*Figure record listings*.
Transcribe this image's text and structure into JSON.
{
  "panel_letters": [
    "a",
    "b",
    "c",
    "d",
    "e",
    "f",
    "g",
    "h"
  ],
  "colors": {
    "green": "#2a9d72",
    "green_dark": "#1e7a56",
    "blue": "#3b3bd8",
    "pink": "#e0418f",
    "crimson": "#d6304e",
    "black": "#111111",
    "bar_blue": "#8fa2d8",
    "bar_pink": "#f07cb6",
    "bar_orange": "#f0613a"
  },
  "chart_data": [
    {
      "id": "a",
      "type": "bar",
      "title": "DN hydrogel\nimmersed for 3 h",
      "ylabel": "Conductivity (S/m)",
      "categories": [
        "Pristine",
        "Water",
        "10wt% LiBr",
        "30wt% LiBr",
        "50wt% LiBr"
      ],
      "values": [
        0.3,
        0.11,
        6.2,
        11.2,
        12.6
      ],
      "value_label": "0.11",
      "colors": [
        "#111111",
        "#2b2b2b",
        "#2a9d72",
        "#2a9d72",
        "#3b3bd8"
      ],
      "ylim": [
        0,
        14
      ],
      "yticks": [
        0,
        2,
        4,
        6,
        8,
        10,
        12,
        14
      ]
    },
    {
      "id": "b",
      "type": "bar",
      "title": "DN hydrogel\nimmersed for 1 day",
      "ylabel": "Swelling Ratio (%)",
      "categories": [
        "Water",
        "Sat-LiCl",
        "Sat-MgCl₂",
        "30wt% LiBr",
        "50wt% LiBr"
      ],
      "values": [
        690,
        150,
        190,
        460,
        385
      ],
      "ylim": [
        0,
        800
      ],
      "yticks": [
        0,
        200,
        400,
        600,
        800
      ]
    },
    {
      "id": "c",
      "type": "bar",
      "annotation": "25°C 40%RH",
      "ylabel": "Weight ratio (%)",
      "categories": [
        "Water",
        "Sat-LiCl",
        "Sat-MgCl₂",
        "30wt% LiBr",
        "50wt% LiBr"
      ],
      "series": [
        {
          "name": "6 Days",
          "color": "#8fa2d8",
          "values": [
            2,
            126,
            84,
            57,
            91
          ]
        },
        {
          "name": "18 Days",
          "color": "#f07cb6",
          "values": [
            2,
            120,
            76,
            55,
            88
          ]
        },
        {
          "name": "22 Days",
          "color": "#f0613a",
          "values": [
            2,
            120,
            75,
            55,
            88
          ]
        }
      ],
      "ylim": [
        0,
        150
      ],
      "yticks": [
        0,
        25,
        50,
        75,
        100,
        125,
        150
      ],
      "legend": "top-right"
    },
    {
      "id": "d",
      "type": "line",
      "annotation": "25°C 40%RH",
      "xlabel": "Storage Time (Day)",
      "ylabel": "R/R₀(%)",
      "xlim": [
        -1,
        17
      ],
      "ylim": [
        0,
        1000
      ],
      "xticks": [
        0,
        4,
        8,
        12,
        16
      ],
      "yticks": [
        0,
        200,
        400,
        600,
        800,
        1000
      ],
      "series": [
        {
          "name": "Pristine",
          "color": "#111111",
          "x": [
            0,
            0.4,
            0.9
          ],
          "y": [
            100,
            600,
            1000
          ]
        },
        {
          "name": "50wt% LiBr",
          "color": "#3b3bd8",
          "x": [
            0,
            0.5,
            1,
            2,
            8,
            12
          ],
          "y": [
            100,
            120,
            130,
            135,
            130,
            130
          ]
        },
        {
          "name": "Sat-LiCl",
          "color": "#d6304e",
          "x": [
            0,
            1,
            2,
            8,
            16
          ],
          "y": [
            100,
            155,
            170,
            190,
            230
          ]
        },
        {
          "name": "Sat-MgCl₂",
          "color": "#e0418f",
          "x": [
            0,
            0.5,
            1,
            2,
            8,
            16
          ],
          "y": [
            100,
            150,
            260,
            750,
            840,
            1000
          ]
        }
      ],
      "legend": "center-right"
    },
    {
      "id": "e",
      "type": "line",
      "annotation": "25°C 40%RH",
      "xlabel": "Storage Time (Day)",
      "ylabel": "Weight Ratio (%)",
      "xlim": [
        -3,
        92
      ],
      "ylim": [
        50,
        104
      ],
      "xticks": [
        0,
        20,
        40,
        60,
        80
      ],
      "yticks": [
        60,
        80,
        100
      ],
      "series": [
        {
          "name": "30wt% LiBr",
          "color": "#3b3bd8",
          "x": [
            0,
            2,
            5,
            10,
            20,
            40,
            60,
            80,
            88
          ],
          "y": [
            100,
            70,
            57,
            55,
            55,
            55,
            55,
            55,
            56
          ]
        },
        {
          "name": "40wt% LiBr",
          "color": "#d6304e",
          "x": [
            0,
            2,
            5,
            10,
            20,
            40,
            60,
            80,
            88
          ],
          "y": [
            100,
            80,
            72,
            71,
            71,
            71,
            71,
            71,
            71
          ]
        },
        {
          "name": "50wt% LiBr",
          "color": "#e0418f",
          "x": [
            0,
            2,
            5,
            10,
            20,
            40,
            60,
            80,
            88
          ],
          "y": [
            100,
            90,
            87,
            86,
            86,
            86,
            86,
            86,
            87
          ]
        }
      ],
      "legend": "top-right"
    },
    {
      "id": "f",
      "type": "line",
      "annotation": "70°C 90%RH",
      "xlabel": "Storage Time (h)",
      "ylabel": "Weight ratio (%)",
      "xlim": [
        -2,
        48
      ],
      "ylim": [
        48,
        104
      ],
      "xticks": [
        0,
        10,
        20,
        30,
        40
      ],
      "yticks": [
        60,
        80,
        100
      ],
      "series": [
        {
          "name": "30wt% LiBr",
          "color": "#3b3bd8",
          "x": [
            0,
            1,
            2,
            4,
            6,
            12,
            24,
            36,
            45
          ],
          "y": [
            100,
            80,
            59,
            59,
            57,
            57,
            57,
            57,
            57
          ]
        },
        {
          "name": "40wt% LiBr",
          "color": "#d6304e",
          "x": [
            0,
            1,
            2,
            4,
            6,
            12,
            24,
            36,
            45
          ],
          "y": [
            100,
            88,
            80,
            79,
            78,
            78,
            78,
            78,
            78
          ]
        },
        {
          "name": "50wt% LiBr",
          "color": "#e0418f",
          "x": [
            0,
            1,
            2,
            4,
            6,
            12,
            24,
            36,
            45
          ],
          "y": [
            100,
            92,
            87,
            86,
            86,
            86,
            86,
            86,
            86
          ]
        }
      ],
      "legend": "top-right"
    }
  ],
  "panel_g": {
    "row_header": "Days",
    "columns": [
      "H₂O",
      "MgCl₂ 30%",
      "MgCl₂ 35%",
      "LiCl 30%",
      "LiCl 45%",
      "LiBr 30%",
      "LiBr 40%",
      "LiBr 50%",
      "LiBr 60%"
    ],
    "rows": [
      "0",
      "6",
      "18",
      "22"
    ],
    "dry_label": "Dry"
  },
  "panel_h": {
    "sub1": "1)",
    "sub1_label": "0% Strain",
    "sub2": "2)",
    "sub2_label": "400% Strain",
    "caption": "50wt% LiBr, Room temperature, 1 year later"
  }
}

*The problem*.
Exactly as shown above, return every record.

*The response*.
Transcribe this image's text and structure into JSON.
{
  "panel_letters": [
    "a",
    "b",
    "c",
    "d",
    "e",
    "f",
    "g",
    "h"
  ],
  "colors": {
    "green": "#2a9d72",
    "green_dark": "#1e7a56",
    "blue": "#3b3bd8",
    "pink": "#e0418f",
    "crimson": "#d6304e",
    "black": "#111111",
    "bar_blue": "#8fa2d8",
    "bar_pink": "#f07cb6",
    "bar_orange": "#f0613a"
  },
  "chart_data": [
    {
      "id": "a",
      "type": "bar",
      "title": "DN hydrogel\nimmersed for 3 h",
      "ylabel": "Conductivity (S/m)",
      "categories": [
        "Pristine",
        "Water",
        "10wt% LiBr",
        "30wt% LiBr",
        "50wt% LiBr"
      ],
      "values": [
        0.3,
        0.11,
        6.2,
        11.2,
        12.6
      ],
      "value_label": "0.11",
      "colors": [
        "#111111",
        "#2b2b2b",
        "#2a9d72",
        "#2a9d72",
        "#3b3bd8"
      ],
      "ylim": [
        0,
        14
      ],
      "yticks": [
        0,
        2,
        4,
        6,
        8,
        10,
        12,
        14
      ]
    },
    {
      "id": "b",
      "type": "bar",
      "title": "DN hydrogel\nimmersed for 1 day",
      "ylabel": "Swelling Ratio (%)",
      "categories": [
        "Water",
        "Sat-LiCl",
        "Sat-MgCl₂",
        "30wt% LiBr",
        "50wt% LiBr"
      ],
      "values": [
        690,
        150,
        190,
        460,
        385
      ],
      "ylim": [
        0,
        800
      ],
      "yticks": [
        0,
        200,
        400,
        600,
        800
      ]
    },
    {
      "id": "c",
      "type": "bar",
      "annotation": "25°C 40%RH",
      "ylabel": "Weight ratio (%)",
      "categories": [
        "Water",
        "Sat-LiCl",
        "Sat-MgCl₂",
        "30wt% LiBr",
        "50wt% LiBr"
      ],
      "series": [
        {
          "name": "6 Days",
          "color": "#8fa2d8",
          "values": [
            2,
            126,
            84,
            57,
            91
          ]
        },
        {
          "name": "18 Days",
          "color": "#f07cb6",
          "values": [
            2,
            120,
            76,
            55,
            88
          ]
        },
        {
          "name": "22 Days",
          "color": "#f0613a",
          "values": [
            2,
            120,
            75,
            55,
            88
          ]
        }
      ],
      "ylim": [
        0,
        150
      ],
      "yticks": [
        0,
        25,
        50,
        75,
        100,
        125,
        150
      ],
      "legend": "top-right"
    },
    {
      "id": "d",
      "type": "line",
      "annotation": "25°C 40%RH",
      "xlabel": "Storage Time (Day)",
      "ylabel": "R/R₀(%)",
      "xlim": [
        -1,
        17
      ],
      "ylim": [
        0,
        1000
      ],
      "xticks": [
        0,
        4,
        8,
        12,
        16
      ],
      "yticks": [
        0,
        200,
        400,
        600,
        800,
        1000
      ],
      "series": [
        {
          "name": "Pristine",
          "color": "#111111",
          "x": [
            0,
            0.4,
            0.9
          ],
          "y": [
            100,
            600,
            1000
          ]
        },
        {
          "name": "50wt% LiBr",
          "color": "#3b3bd8",
          "x": [
            0,
            0.5,
            1,
            2,
            8,
            12
          ],
          "y": [
            100,
            120,
            130,
            135,
            130,
            130
          ]
        },
        {
          "name": "Sat-LiCl",
          "color": "#d6304e",
          "x": [
            0,
            1,
            2,
            8,
            16
          ],
          "y": [
            100,
            155,
            170,
            190,
            230
          ]
        },
        {
          "name": "Sat-MgCl₂",
          "color": "#e0418f",
          "x": [
            0,
            0.5,
            1,
            2,
            8,
            16
          ],
          "y": [
            100,
            150,
            260,
            750,
            840,
            1000
          ]
        }
      ],
      "legend": "center-right"
    },
    {
      "id": "e",
      "type": "line",
      "annotation": "25°C 40%RH",
      "xlabel": "Storage Time (Day)",
      "ylabel": "Weight Ratio (%)",
      "xlim": [
        -3,
        92
      ],
      "ylim": [
        50,
        104
      ],
      "xticks": [
        0,
        20,
        40,
        60,
        80
      ],
      "yticks": [
        60,
        80,
        100
      ],
      "series": [
        {
          "name": "30wt% LiBr",
          "color": "#3b3bd8",
          "x": [
            0,
            2,
            5,
            10,
            20,
            40,
            60,
            80,
            88
          ],
          "y": [
            100,
            70,
            57,
            55,
            55,
            55,
            55,
            55,
            56
          ]
        },
        {
          "name": "40wt% LiBr",
          "color": "#d6304e",
          "x": [
            0,
            2,
            5,
            10,
            20,
            40,
            60,
            80,
            88
          ],
          "y": [
            100,
            80,
            72,
            71,
            71,
            71,
            71,
            71,
            71
          ]
        },
        {
          "name": "50wt% LiBr",
          "color": "#e0418f",
          "x": [
            0,
            2,
            5,
            10,
            20,
            40,
            60,
            80,
            88
          ],
          "y": [
            100,
            90,
            87,
            86,
            86,
            86,
            86,
            86,
            87
          ]
        }
      ],
      "legend": "top-right"
    },
    {
      "id": "f",
      "type": "line",
      "annotation": "70°C 90%RH",
      "xlabel": "Storage Time (h)",
      "ylabel": "Weight ratio (%)",
      "xlim": [
        -2,
        48
      ],
      "ylim": [
        48,
        104
      ],
      "xticks": [
        0,
        10,
        20,
        30,
        40
      ],
      "yticks": [
        60,
        80,
        100
      ],
      "series": [
        {
          "name": "30wt% LiBr",
          "color": "#3b3bd8",
          "x": [
            0,
            1,
            2,
            4,
            6,
            12,
            24,
            36,
            45
          ],
          "y": [
            100,
            80,
            59,
            59,
            57,
            57,
            57,
            57,
            57
          ]
        },
        {
          "name": "40wt% LiBr",
          "color": "#d6304e",
          "x": [
            0,
            1,
            2,
            4,
            6,
            12,
            24,
            36,
            45
          ],
          "y": [
            100,
            88,
            80,
            79,
            78,
            78,
            78,
            78,
            78
          ]
        },
        {
          "name": "50wt% LiBr",
          "color": "#e0418f",
          "x": [
            0,
            1,
            2,
            4,
            6,
            12,
            24,
            36,
            45
          ],
          "y": [
            100,
            92,
            87,
            86,
            86,
            86,
            86,
            86,
            86
          ]
        }
      ],
      "legend": "top-right"
    }
  ],
  "panel_g": {
    "row_header": "Days",
    "columns": [
      "H₂O",
      "MgCl₂ 30%",
      "MgCl₂ 35%",
      "LiCl 30%",
      "LiCl 45%",
      "LiBr 30%",
      "LiBr 40%",
      "LiBr 50%",
      "LiBr 60%"
    ],
    "rows": [
      "0",
      "6",
      "18",
      "22"
    ],
    "dry_label": "Dry"
  },
  "panel_h": {
    "sub1": "1)",
    "sub1_label": "0% Strain",
    "sub2": "2)",
    "sub2_label": "400% Strain",
    "caption": "50wt% LiBr, Room temperature, 1 year later"
  }
}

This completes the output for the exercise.